Task inputs

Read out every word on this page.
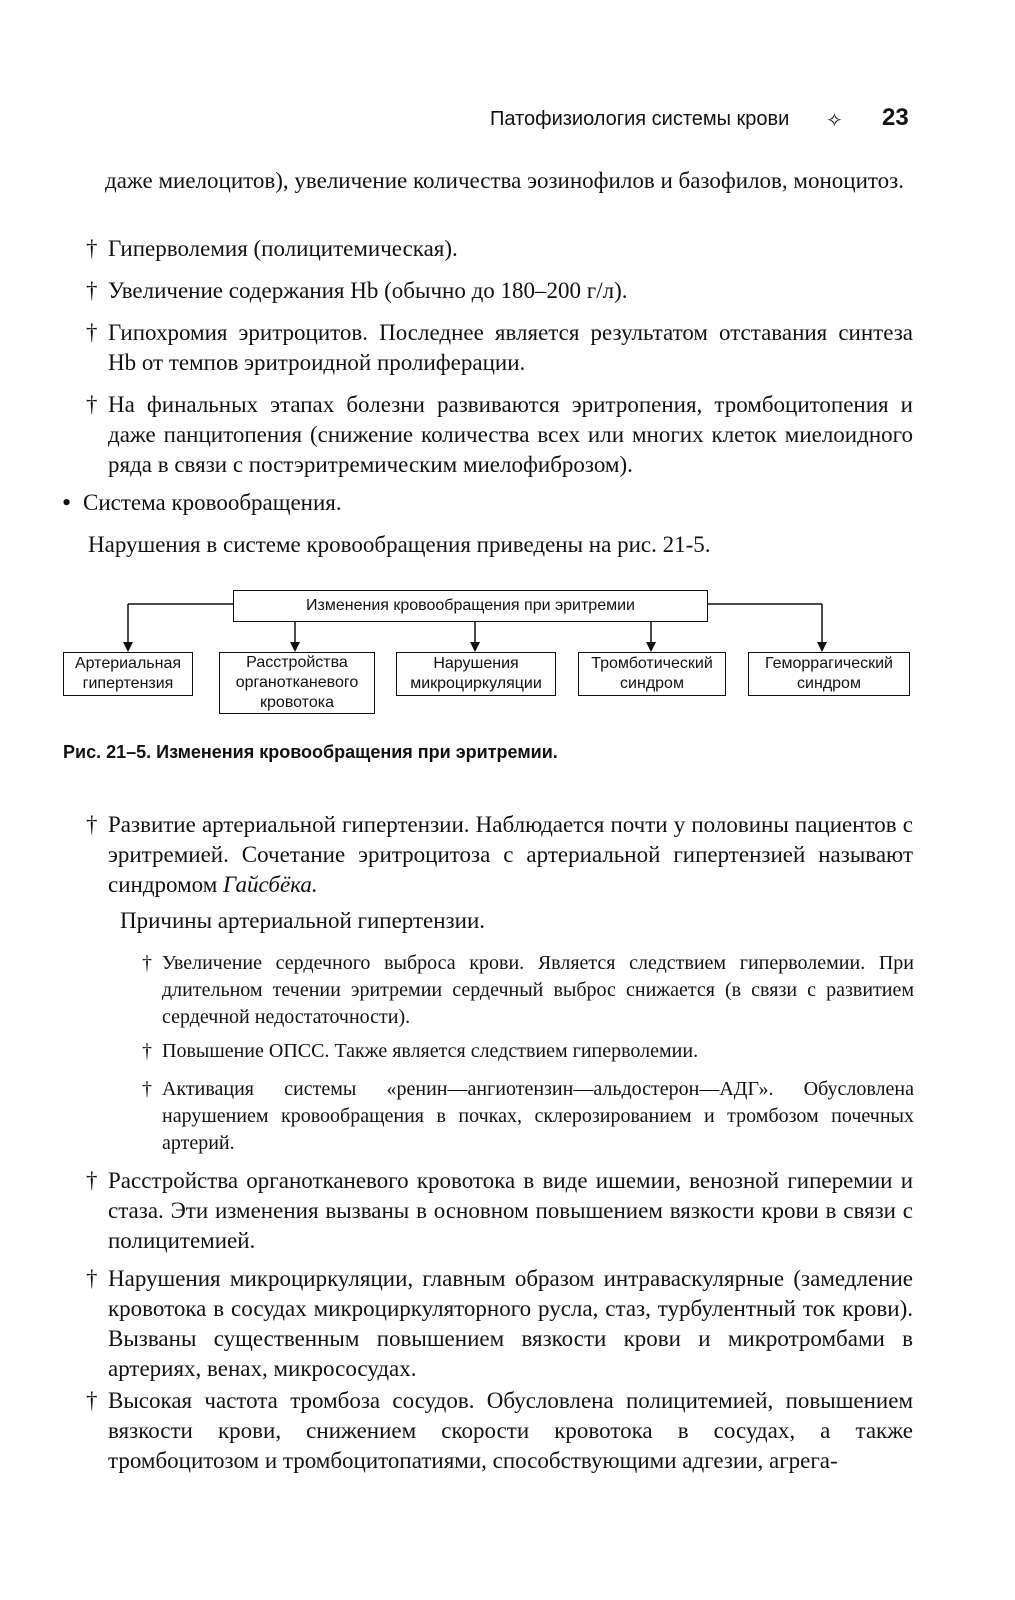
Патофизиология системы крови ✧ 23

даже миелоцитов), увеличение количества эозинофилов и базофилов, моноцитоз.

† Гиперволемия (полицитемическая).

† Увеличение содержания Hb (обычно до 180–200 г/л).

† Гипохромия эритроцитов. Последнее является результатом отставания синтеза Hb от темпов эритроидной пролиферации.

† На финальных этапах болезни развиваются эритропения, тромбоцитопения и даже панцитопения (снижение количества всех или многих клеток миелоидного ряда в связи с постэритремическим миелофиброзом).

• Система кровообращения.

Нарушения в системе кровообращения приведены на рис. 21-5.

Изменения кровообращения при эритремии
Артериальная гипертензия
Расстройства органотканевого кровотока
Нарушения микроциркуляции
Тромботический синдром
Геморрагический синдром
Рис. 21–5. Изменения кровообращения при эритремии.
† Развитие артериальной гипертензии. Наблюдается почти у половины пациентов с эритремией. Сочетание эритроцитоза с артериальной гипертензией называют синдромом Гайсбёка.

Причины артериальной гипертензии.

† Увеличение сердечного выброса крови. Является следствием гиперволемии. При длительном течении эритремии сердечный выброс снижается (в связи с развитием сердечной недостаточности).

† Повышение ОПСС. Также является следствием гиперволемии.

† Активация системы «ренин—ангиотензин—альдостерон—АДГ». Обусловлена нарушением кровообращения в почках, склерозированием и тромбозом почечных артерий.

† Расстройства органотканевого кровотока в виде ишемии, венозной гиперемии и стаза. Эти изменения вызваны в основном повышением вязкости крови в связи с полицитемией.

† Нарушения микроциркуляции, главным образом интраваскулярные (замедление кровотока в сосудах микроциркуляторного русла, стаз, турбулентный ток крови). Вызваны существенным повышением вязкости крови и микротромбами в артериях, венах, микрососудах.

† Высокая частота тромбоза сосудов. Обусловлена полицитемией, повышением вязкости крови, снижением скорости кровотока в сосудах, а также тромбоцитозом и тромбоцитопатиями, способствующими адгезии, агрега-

* * *

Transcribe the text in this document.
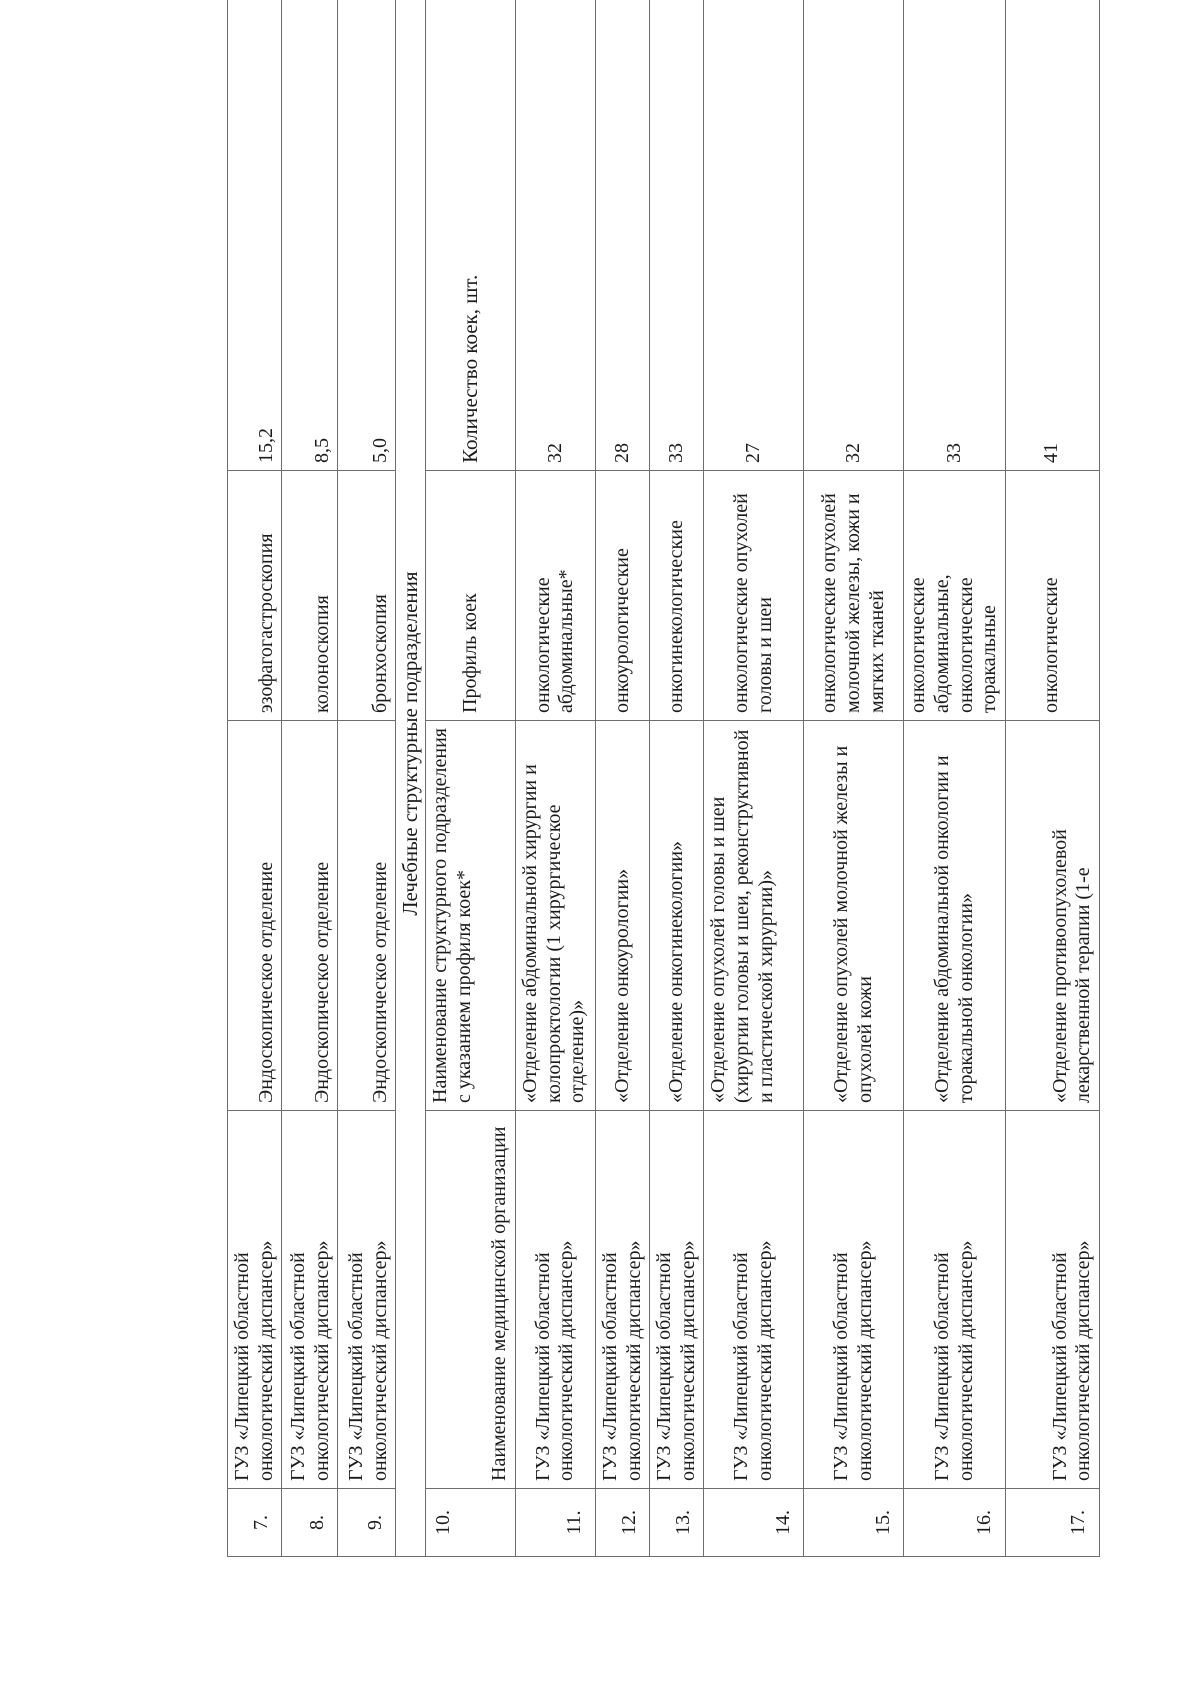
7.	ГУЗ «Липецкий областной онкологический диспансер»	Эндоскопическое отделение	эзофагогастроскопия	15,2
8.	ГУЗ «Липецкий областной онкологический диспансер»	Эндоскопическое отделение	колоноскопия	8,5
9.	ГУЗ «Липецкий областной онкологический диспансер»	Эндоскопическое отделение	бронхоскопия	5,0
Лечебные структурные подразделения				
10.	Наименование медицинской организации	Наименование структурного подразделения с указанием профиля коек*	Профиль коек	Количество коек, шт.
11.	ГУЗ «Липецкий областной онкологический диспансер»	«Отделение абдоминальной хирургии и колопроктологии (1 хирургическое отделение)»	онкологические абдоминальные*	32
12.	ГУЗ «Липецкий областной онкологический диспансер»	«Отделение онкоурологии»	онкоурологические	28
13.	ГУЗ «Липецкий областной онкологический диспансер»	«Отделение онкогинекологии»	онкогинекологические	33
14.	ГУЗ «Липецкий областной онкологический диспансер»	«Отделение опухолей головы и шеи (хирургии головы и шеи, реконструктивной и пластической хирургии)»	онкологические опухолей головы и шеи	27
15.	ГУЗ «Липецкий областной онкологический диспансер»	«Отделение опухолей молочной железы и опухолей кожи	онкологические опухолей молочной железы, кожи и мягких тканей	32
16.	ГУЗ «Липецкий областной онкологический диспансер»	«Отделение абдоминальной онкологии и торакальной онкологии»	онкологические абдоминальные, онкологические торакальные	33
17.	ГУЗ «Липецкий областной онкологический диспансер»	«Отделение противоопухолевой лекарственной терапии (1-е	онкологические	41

Short problem
Find and copy every line in the entries above where the string "сосудах" occurs.

Solution for this task
† Нарушения микроциркуляции, главным образом интраваскулярные (замедление кровотока в сосудах микроциркуляторного русла, стаз, турбулентный ток крови). Вызваны существенным повышением вязкости крови и микротромбами в артериях, венах, микрососудах.
† Высокая частота тромбоза сосудов. Обусловлена полицитемией, повышением вязкости крови, снижением скорости кровотока в сосудах, а также тромбоцитозом и тромбоцитопатиями, способствующими адгезии, агрега-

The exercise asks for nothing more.